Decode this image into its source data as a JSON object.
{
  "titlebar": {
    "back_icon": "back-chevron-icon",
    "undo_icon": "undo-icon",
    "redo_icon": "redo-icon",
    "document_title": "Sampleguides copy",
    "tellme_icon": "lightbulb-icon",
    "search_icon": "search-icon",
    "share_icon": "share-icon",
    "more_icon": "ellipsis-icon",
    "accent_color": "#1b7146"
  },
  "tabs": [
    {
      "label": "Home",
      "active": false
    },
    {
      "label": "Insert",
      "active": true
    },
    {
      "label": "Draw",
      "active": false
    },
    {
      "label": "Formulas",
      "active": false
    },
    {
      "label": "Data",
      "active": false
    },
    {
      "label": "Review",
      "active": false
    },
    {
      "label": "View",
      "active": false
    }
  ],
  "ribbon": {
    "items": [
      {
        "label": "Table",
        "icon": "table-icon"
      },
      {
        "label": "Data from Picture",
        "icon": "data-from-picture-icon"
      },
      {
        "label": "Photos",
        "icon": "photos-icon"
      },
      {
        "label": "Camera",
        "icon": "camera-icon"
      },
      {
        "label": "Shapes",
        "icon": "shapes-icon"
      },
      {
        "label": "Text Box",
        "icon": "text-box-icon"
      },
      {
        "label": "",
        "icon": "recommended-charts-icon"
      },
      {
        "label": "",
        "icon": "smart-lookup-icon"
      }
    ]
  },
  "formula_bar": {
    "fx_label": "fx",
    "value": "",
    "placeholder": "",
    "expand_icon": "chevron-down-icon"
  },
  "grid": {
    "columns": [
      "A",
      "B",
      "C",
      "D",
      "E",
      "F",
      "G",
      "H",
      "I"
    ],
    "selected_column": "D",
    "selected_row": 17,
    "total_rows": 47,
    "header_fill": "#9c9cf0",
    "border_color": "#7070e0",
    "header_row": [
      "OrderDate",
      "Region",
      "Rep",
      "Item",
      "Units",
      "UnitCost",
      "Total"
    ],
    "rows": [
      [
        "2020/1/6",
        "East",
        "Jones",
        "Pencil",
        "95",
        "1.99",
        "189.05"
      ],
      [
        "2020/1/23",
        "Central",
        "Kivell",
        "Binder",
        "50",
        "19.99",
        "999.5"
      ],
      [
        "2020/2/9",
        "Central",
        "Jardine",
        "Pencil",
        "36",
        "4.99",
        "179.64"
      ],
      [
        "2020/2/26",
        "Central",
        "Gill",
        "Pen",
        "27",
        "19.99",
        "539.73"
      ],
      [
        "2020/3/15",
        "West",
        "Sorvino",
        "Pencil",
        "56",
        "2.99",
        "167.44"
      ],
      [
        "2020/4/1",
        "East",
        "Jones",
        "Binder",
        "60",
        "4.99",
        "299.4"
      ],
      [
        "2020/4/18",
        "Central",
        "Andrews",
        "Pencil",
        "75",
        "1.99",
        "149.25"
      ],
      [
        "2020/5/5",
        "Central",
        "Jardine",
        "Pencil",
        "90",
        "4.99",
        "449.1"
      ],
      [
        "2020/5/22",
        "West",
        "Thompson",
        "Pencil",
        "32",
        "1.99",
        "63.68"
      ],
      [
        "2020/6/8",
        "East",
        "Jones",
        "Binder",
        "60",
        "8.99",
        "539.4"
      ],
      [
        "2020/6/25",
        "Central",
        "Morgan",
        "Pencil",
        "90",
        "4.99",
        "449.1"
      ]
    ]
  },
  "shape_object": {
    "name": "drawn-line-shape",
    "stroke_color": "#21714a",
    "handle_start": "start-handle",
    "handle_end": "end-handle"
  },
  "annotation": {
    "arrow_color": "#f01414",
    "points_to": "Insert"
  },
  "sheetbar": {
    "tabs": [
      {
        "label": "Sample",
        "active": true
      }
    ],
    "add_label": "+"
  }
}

= = = = = = =

### SET TASK
Your task is to repeat every entry exactly.

### THE COMPLETED TASK
Decode this image into its source data as a JSON object.
{
  "titlebar": {
    "back_icon": "back-chevron-icon",
    "undo_icon": "undo-icon",
    "redo_icon": "redo-icon",
    "document_title": "Sampleguides copy",
    "tellme_icon": "lightbulb-icon",
    "search_icon": "search-icon",
    "share_icon": "share-icon",
    "more_icon": "ellipsis-icon",
    "accent_color": "#1b7146"
  },
  "tabs": [
    {
      "label": "Home",
      "active": false
    },
    {
      "label": "Insert",
      "active": true
    },
    {
      "label": "Draw",
      "active": false
    },
    {
      "label": "Formulas",
      "active": false
    },
    {
      "label": "Data",
      "active": false
    },
    {
      "label": "Review",
      "active": false
    },
    {
      "label": "View",
      "active": false
    }
  ],
  "ribbon": {
    "items": [
      {
        "label": "Table",
        "icon": "table-icon"
      },
      {
        "label": "Data from Picture",
        "icon": "data-from-picture-icon"
      },
      {
        "label": "Photos",
        "icon": "photos-icon"
      },
      {
        "label": "Camera",
        "icon": "camera-icon"
      },
      {
        "label": "Shapes",
        "icon": "shapes-icon"
      },
      {
        "label": "Text Box",
        "icon": "text-box-icon"
      },
      {
        "label": "",
        "icon": "recommended-charts-icon"
      },
      {
        "label": "",
        "icon": "smart-lookup-icon"
      }
    ]
  },
  "formula_bar": {
    "fx_label": "fx",
    "value": "",
    "placeholder": "",
    "expand_icon": "chevron-down-icon"
  },
  "grid": {
    "columns": [
      "A",
      "B",
      "C",
      "D",
      "E",
      "F",
      "G",
      "H",
      "I"
    ],
    "selected_column": "D",
    "selected_row": 17,
    "total_rows": 47,
    "header_fill": "#9c9cf0",
    "border_color": "#7070e0",
    "header_row": [
      "OrderDate",
      "Region",
      "Rep",
      "Item",
      "Units",
      "UnitCost",
      "Total"
    ],
    "rows": [
      [
        "2020/1/6",
        "East",
        "Jones",
        "Pencil",
        "95",
        "1.99",
        "189.05"
      ],
      [
        "2020/1/23",
        "Central",
        "Kivell",
        "Binder",
        "50",
        "19.99",
        "999.5"
      ],
      [
        "2020/2/9",
        "Central",
        "Jardine",
        "Pencil",
        "36",
        "4.99",
        "179.64"
      ],
      [
        "2020/2/26",
        "Central",
        "Gill",
        "Pen",
        "27",
        "19.99",
        "539.73"
      ],
      [
        "2020/3/15",
        "West",
        "Sorvino",
        "Pencil",
        "56",
        "2.99",
        "167.44"
      ],
      [
        "2020/4/1",
        "East",
        "Jones",
        "Binder",
        "60",
        "4.99",
        "299.4"
      ],
      [
        "2020/4/18",
        "Central",
        "Andrews",
        "Pencil",
        "75",
        "1.99",
        "149.25"
      ],
      [
        "2020/5/5",
        "Central",
        "Jardine",
        "Pencil",
        "90",
        "4.99",
        "449.1"
      ],
      [
        "2020/5/22",
        "West",
        "Thompson",
        "Pencil",
        "32",
        "1.99",
        "63.68"
      ],
      [
        "2020/6/8",
        "East",
        "Jones",
        "Binder",
        "60",
        "8.99",
        "539.4"
      ],
      [
        "2020/6/25",
        "Central",
        "Morgan",
        "Pencil",
        "90",
        "4.99",
        "449.1"
      ]
    ]
  },
  "shape_object": {
    "name": "drawn-line-shape",
    "stroke_color": "#21714a",
    "handle_start": "start-handle",
    "handle_end": "end-handle"
  },
  "annotation": {
    "arrow_color": "#f01414",
    "points_to": "Insert"
  },
  "sheetbar": {
    "tabs": [
      {
        "label": "Sample",
        "active": true
      }
    ],
    "add_label": "+"
  }
}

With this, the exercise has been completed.